Figure record extracts
******

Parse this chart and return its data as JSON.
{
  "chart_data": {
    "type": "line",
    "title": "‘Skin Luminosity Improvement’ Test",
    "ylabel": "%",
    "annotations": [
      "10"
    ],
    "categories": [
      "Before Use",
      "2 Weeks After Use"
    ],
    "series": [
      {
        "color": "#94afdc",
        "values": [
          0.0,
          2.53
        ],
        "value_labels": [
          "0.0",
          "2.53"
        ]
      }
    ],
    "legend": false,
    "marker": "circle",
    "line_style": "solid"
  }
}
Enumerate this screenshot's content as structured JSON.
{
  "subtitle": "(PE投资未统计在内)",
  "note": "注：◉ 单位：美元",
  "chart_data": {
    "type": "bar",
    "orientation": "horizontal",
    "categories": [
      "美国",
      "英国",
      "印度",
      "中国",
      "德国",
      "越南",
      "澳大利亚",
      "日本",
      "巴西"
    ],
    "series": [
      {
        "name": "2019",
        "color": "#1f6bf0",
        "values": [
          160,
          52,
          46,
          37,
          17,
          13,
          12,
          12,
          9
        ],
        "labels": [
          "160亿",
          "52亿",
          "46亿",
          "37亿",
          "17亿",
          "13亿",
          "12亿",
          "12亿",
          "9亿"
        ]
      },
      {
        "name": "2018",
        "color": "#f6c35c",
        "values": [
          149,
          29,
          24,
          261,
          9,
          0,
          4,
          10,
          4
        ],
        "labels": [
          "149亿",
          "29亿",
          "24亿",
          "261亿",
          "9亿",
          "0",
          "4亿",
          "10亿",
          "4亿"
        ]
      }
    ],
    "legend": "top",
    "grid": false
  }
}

******

== Exercise instructions ==
The records above are to be repeated exactly, in their entirety.

== Complete answer ==
Parse this chart and return its data as JSON.
{
  "chart_data": {
    "type": "line",
    "title": "‘Skin Luminosity Improvement’ Test",
    "ylabel": "%",
    "annotations": [
      "10"
    ],
    "categories": [
      "Before Use",
      "2 Weeks After Use"
    ],
    "series": [
      {
        "color": "#94afdc",
        "values": [
          0.0,
          2.53
        ],
        "value_labels": [
          "0.0",
          "2.53"
        ]
      }
    ],
    "legend": false,
    "marker": "circle",
    "line_style": "solid"
  }
}
Enumerate this screenshot's content as structured JSON.
{
  "subtitle": "(PE投资未统计在内)",
  "note": "注：◉ 单位：美元",
  "chart_data": {
    "type": "bar",
    "orientation": "horizontal",
    "categories": [
      "美国",
      "英国",
      "印度",
      "中国",
      "德国",
      "越南",
      "澳大利亚",
      "日本",
      "巴西"
    ],
    "series": [
      {
        "name": "2019",
        "color": "#1f6bf0",
        "values": [
          160,
          52,
          46,
          37,
          17,
          13,
          12,
          12,
          9
        ],
        "labels": [
          "160亿",
          "52亿",
          "46亿",
          "37亿",
          "17亿",
          "13亿",
          "12亿",
          "12亿",
          "9亿"
        ]
      },
      {
        "name": "2018",
        "color": "#f6c35c",
        "values": [
          149,
          29,
          24,
          261,
          9,
          0,
          4,
          10,
          4
        ],
        "labels": [
          "149亿",
          "29亿",
          "24亿",
          "261亿",
          "9亿",
          "0",
          "4亿",
          "10亿",
          "4亿"
        ]
      }
    ],
    "legend": "top",
    "grid": false
  }
}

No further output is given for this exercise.